Your objective
Could you copy every line from the material below in which "name" appears?

-- Start --

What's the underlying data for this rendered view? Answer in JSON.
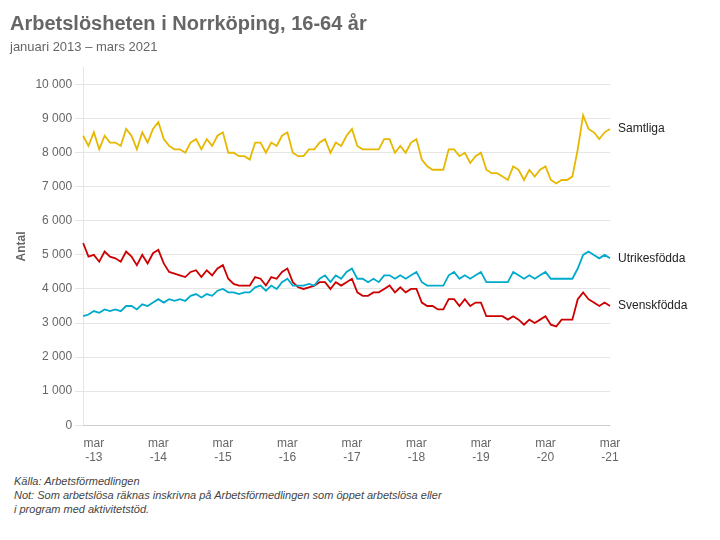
{
  "chart_data": {
    "type": "line",
    "title": "Arbetslösheten i Norrköping, 16-64 år",
    "subtitle": "januari 2013 – mars 2021",
    "ylabel": "Antal",
    "source_text": "Källa: Arbetsförmedlingen\nNot: Som arbetslösa räknas inskrivna på Arbetsförmedlingen som öppet arbetslösa eller\ni program med aktivitetstöd.",
    "categories": [
      null,
      null,
      "mar\n-13",
      null,
      null,
      null,
      null,
      null,
      null,
      null,
      null,
      null,
      null,
      null,
      "mar\n-14",
      null,
      null,
      null,
      null,
      null,
      null,
      null,
      null,
      null,
      null,
      null,
      "mar\n-15",
      null,
      null,
      null,
      null,
      null,
      null,
      null,
      null,
      null,
      null,
      null,
      "mar\n-16",
      null,
      null,
      null,
      null,
      null,
      null,
      null,
      null,
      null,
      null,
      null,
      "mar\n-17",
      null,
      null,
      null,
      null,
      null,
      null,
      null,
      null,
      null,
      null,
      null,
      "mar\n-18",
      null,
      null,
      null,
      null,
      null,
      null,
      null,
      null,
      null,
      null,
      null,
      "mar\n-19",
      null,
      null,
      null,
      null,
      null,
      null,
      null,
      null,
      null,
      null,
      null,
      "mar\n-20",
      null,
      null,
      null,
      null,
      null,
      null,
      null,
      null,
      null,
      null,
      null,
      "mar\n-21"
    ],
    "series": [
      {
        "name": "Samtliga",
        "color": "#e6b800",
        "values": [
          8500,
          8200,
          8600,
          8100,
          8500,
          8300,
          8300,
          8200,
          8700,
          8500,
          8100,
          8600,
          8300,
          8700,
          8900,
          8400,
          8200,
          8100,
          8100,
          8000,
          8300,
          8400,
          8100,
          8400,
          8200,
          8500,
          8600,
          8000,
          8000,
          7900,
          7900,
          7800,
          8300,
          8300,
          8000,
          8300,
          8200,
          8500,
          8600,
          8000,
          7900,
          7900,
          8100,
          8100,
          8300,
          8400,
          8000,
          8300,
          8200,
          8500,
          8700,
          8200,
          8100,
          8100,
          8100,
          8100,
          8400,
          8400,
          8000,
          8200,
          8000,
          8300,
          8400,
          7800,
          7600,
          7500,
          7500,
          7500,
          8100,
          8100,
          7900,
          8000,
          7700,
          7900,
          8000,
          7500,
          7400,
          7400,
          7300,
          7200,
          7600,
          7500,
          7200,
          7500,
          7300,
          7500,
          7600,
          7200,
          7100,
          7200,
          7200,
          7300,
          8100,
          9100,
          8700,
          8600,
          8400,
          8600,
          8700
        ]
      },
      {
        "name": "Utrikesfödda",
        "color": "#00aacc",
        "values": [
          3200,
          3250,
          3350,
          3300,
          3400,
          3350,
          3400,
          3350,
          3500,
          3500,
          3400,
          3550,
          3500,
          3600,
          3700,
          3600,
          3700,
          3650,
          3700,
          3650,
          3800,
          3850,
          3750,
          3850,
          3800,
          3950,
          4000,
          3900,
          3900,
          3850,
          3900,
          3900,
          4050,
          4100,
          3950,
          4100,
          4000,
          4200,
          4300,
          4100,
          4100,
          4100,
          4150,
          4100,
          4300,
          4400,
          4200,
          4400,
          4300,
          4500,
          4600,
          4300,
          4300,
          4200,
          4300,
          4200,
          4400,
          4400,
          4300,
          4400,
          4300,
          4400,
          4500,
          4200,
          4100,
          4100,
          4100,
          4100,
          4400,
          4500,
          4300,
          4400,
          4300,
          4400,
          4500,
          4200,
          4200,
          4200,
          4200,
          4200,
          4500,
          4400,
          4300,
          4400,
          4300,
          4400,
          4500,
          4300,
          4300,
          4300,
          4300,
          4300,
          4600,
          5000,
          5100,
          5000,
          4900,
          5000,
          4900
        ]
      },
      {
        "name": "Svenskfödda",
        "color": "#cc0000",
        "values": [
          5350,
          4950,
          5000,
          4800,
          5100,
          4950,
          4900,
          4800,
          5100,
          4950,
          4700,
          5000,
          4750,
          5050,
          5150,
          4750,
          4500,
          4450,
          4400,
          4350,
          4500,
          4550,
          4350,
          4550,
          4400,
          4600,
          4700,
          4300,
          4150,
          4100,
          4100,
          4100,
          4350,
          4300,
          4100,
          4350,
          4300,
          4500,
          4600,
          4200,
          4050,
          4000,
          4050,
          4100,
          4200,
          4200,
          4000,
          4200,
          4100,
          4200,
          4300,
          3900,
          3800,
          3800,
          3900,
          3900,
          4000,
          4100,
          3900,
          4050,
          3900,
          4000,
          4000,
          3600,
          3500,
          3500,
          3400,
          3400,
          3700,
          3700,
          3500,
          3700,
          3500,
          3600,
          3600,
          3200,
          3200,
          3200,
          3200,
          3100,
          3200,
          3100,
          2950,
          3100,
          3000,
          3100,
          3200,
          2950,
          2900,
          3100,
          3100,
          3100,
          3700,
          3900,
          3700,
          3600,
          3500,
          3600,
          3500
        ]
      }
    ],
    "ylim": [
      0,
      10500
    ],
    "yticks": [
      0,
      {
        "value": 1000,
        "label": "1 000"
      },
      {
        "value": 2000,
        "label": "2 000"
      },
      {
        "value": 3000,
        "label": "3 000"
      },
      {
        "value": 4000,
        "label": "4 000"
      },
      {
        "value": 5000,
        "label": "5 000"
      },
      {
        "value": 6000,
        "label": "6 000"
      },
      {
        "value": 7000,
        "label": "7 000"
      },
      {
        "value": 8000,
        "label": "8 000"
      },
      {
        "value": 9000,
        "label": "9 000"
      },
      {
        "value": 10000,
        "label": "10 000"
      }
    ],
    "grid": true
  }
}
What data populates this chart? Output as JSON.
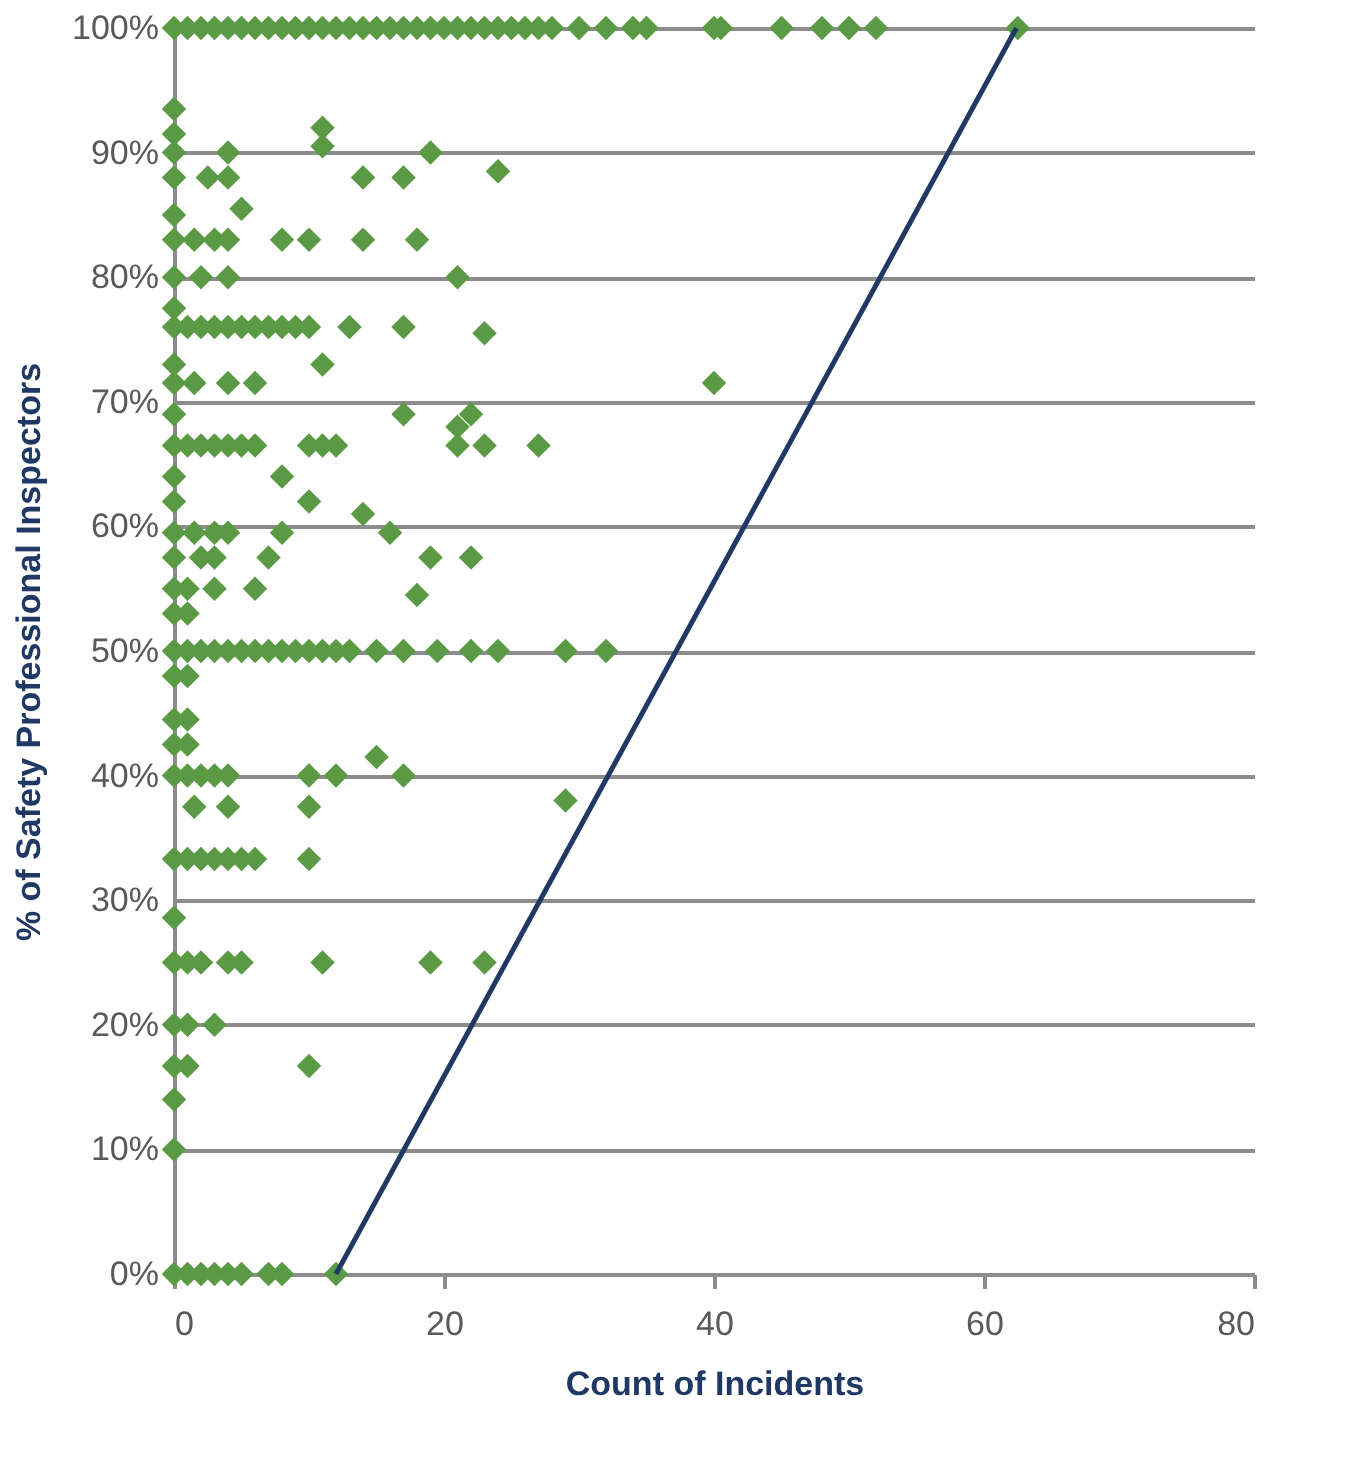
{
  "chart_data": {
    "type": "scatter",
    "xlabel": "Count of Incidents",
    "ylabel": "% of Safety Professional Inspectors",
    "xlim": [
      0,
      80
    ],
    "xticks": [
      0,
      20,
      40,
      60,
      80
    ],
    "ylim": [
      0,
      100
    ],
    "yticks": [
      {
        "value": 0,
        "label": "0%"
      },
      {
        "value": 10,
        "label": "10%"
      },
      {
        "value": 20,
        "label": "20%"
      },
      {
        "value": 30,
        "label": "30%"
      },
      {
        "value": 40,
        "label": "40%"
      },
      {
        "value": 50,
        "label": "50%"
      },
      {
        "value": 60,
        "label": "60%"
      },
      {
        "value": 70,
        "label": "70%"
      },
      {
        "value": 80,
        "label": "80%"
      },
      {
        "value": 90,
        "label": "90%"
      },
      {
        "value": 100,
        "label": "100%"
      }
    ],
    "grid": "y",
    "marker": "diamond",
    "series": [
      {
        "color": "#5b9a45",
        "x": [
          0,
          1,
          2,
          3,
          4,
          5,
          6,
          7,
          8,
          9,
          10,
          11,
          12,
          13,
          14,
          15,
          16,
          17,
          18,
          19,
          20,
          21,
          22,
          23,
          24,
          25,
          26,
          27,
          28,
          30,
          32,
          34,
          35,
          40,
          40.5,
          45,
          48,
          50,
          52,
          62.5,
          0,
          11,
          0,
          11,
          0,
          4,
          19,
          24,
          0,
          2.5,
          4,
          14,
          17,
          5,
          0,
          0,
          1.5,
          3,
          4,
          8,
          10,
          14,
          18,
          0,
          2,
          4,
          21,
          0,
          0,
          1,
          2,
          3,
          4,
          5,
          6,
          7,
          8,
          9,
          10,
          13,
          17,
          23,
          0,
          11,
          0,
          1.5,
          4,
          6,
          40,
          0,
          17,
          22,
          21,
          0,
          1,
          2,
          3,
          4,
          5,
          6,
          10,
          11,
          12,
          21,
          23,
          27,
          0,
          8,
          0,
          10,
          14,
          0,
          1.5,
          3,
          4,
          8,
          16,
          0,
          2,
          3,
          7,
          19,
          22,
          0,
          1,
          3,
          6,
          18,
          0,
          1,
          0,
          1,
          2,
          3,
          4,
          5,
          6,
          7,
          8,
          9,
          10,
          11,
          12,
          13,
          15,
          17,
          19.5,
          22,
          24,
          29,
          32,
          0,
          1,
          0,
          1,
          0,
          1,
          15,
          0,
          1,
          2,
          3,
          4,
          10,
          12,
          17,
          29,
          1.5,
          4,
          10,
          0,
          1,
          2,
          3,
          4,
          5,
          6,
          10,
          0,
          0,
          1,
          2,
          4,
          5,
          11,
          19,
          23,
          0,
          1,
          3,
          0,
          1,
          10,
          0,
          0,
          0,
          1,
          2,
          3,
          4,
          5,
          7,
          8,
          12
        ],
        "values": [
          100,
          100,
          100,
          100,
          100,
          100,
          100,
          100,
          100,
          100,
          100,
          100,
          100,
          100,
          100,
          100,
          100,
          100,
          100,
          100,
          100,
          100,
          100,
          100,
          100,
          100,
          100,
          100,
          100,
          100,
          100,
          100,
          100,
          100,
          100,
          100,
          100,
          100,
          100,
          100,
          93.5,
          92,
          91.5,
          90.5,
          90,
          90,
          90,
          88.5,
          88,
          88,
          88,
          88,
          88,
          85.5,
          85,
          83,
          83,
          83,
          83,
          83,
          83,
          83,
          83,
          80,
          80,
          80,
          80,
          77.5,
          76,
          76,
          76,
          76,
          76,
          76,
          76,
          76,
          76,
          76,
          76,
          76,
          76,
          75.5,
          73,
          73,
          71.5,
          71.5,
          71.5,
          71.5,
          71.5,
          69,
          69,
          69,
          68,
          66.5,
          66.5,
          66.5,
          66.5,
          66.5,
          66.5,
          66.5,
          66.5,
          66.5,
          66.5,
          66.5,
          66.5,
          66.5,
          64,
          64,
          62,
          62,
          61,
          59.5,
          59.5,
          59.5,
          59.5,
          59.5,
          59.5,
          57.5,
          57.5,
          57.5,
          57.5,
          57.5,
          57.5,
          55,
          55,
          55,
          55,
          54.5,
          53,
          53,
          50,
          50,
          50,
          50,
          50,
          50,
          50,
          50,
          50,
          50,
          50,
          50,
          50,
          50,
          50,
          50,
          50,
          50,
          50,
          50,
          50,
          48,
          48,
          44.5,
          44.5,
          42.5,
          42.5,
          41.5,
          40,
          40,
          40,
          40,
          40,
          40,
          40,
          40,
          38,
          37.5,
          37.5,
          37.5,
          33.3,
          33.3,
          33.3,
          33.3,
          33.3,
          33.3,
          33.3,
          33.3,
          28.6,
          25,
          25,
          25,
          25,
          25,
          25,
          25,
          25,
          20,
          20,
          20,
          16.7,
          16.7,
          16.7,
          14,
          10,
          0,
          0,
          0,
          0,
          0,
          0,
          0,
          0,
          0
        ]
      },
      {
        "type": "line",
        "color": "#1f3864",
        "line_style": "solid",
        "marker": "none",
        "x": [
          12,
          62.4
        ],
        "values": [
          0,
          100
        ]
      }
    ]
  }
}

-- End --

Problem solution
        "name": "Samtliga",
        "name": "Utrikesfödda",
        "name": "Svenskfödda",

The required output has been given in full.